● **PROVIDED RECORDS**:
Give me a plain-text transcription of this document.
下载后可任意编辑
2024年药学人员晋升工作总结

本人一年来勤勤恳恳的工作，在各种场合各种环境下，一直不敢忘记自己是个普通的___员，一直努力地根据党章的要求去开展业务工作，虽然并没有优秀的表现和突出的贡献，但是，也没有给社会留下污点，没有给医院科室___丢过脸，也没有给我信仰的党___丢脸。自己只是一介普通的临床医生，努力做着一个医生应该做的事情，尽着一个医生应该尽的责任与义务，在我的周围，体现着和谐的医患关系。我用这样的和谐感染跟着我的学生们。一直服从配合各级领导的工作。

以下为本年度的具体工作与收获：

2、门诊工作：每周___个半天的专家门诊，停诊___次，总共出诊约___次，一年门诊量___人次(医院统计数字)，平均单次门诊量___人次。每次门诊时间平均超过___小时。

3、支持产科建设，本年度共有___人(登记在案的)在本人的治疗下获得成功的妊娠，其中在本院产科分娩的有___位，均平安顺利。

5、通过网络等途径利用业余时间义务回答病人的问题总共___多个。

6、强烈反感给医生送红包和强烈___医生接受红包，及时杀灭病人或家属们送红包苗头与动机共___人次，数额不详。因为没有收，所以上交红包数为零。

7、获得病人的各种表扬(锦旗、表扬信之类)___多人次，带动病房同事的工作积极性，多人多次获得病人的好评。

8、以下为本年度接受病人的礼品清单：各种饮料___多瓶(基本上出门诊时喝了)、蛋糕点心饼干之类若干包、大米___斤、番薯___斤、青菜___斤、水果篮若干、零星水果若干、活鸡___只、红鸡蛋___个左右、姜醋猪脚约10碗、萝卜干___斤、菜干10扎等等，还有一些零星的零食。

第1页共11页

● **DIRECTIVE**: Write the data back out verbatim.

● **RESULT OF THIS TASK**:
Give me a plain-text transcription of this document.
下载后可任意编辑
2024年药学人员晋升工作总结

本人一年来勤勤恳恳的工作，在各种场合各种环境下，一直不敢忘记自己是个普通的___员，一直努力地根据党章的要求去开展业务工作，虽然并没有优秀的表现和突出的贡献，但是，也没有给社会留下污点，没有给医院科室___丢过脸，也没有给我信仰的党___丢脸。自己只是一介普通的临床医生，努力做着一个医生应该做的事情，尽着一个医生应该尽的责任与义务，在我的周围，体现着和谐的医患关系。我用这样的和谐感染跟着我的学生们。一直服从配合各级领导的工作。

以下为本年度的具体工作与收获：

2、门诊工作：每周___个半天的专家门诊，停诊___次，总共出诊约___次，一年门诊量___人次(医院统计数字)，平均单次门诊量___人次。每次门诊时间平均超过___小时。

3、支持产科建设，本年度共有___人(登记在案的)在本人的治疗下获得成功的妊娠，其中在本院产科分娩的有___位，均平安顺利。

5、通过网络等途径利用业余时间义务回答病人的问题总共___多个。

6、强烈反感给医生送红包和强烈___医生接受红包，及时杀灭病人或家属们送红包苗头与动机共___人次，数额不详。因为没有收，所以上交红包数为零。

7、获得病人的各种表扬(锦旗、表扬信之类)___多人次，带动病房同事的工作积极性，多人多次获得病人的好评。

8、以下为本年度接受病人的礼品清单：各种饮料___多瓶(基本上出门诊时喝了)、蛋糕点心饼干之类若干包、大米___斤、番薯___斤、青菜___斤、水果篮若干、零星水果若干、活鸡___只、红鸡蛋___个左右、姜醋猪脚约10碗、萝卜干___斤、菜干10扎等等，还有一些零星的零食。

第1页共11页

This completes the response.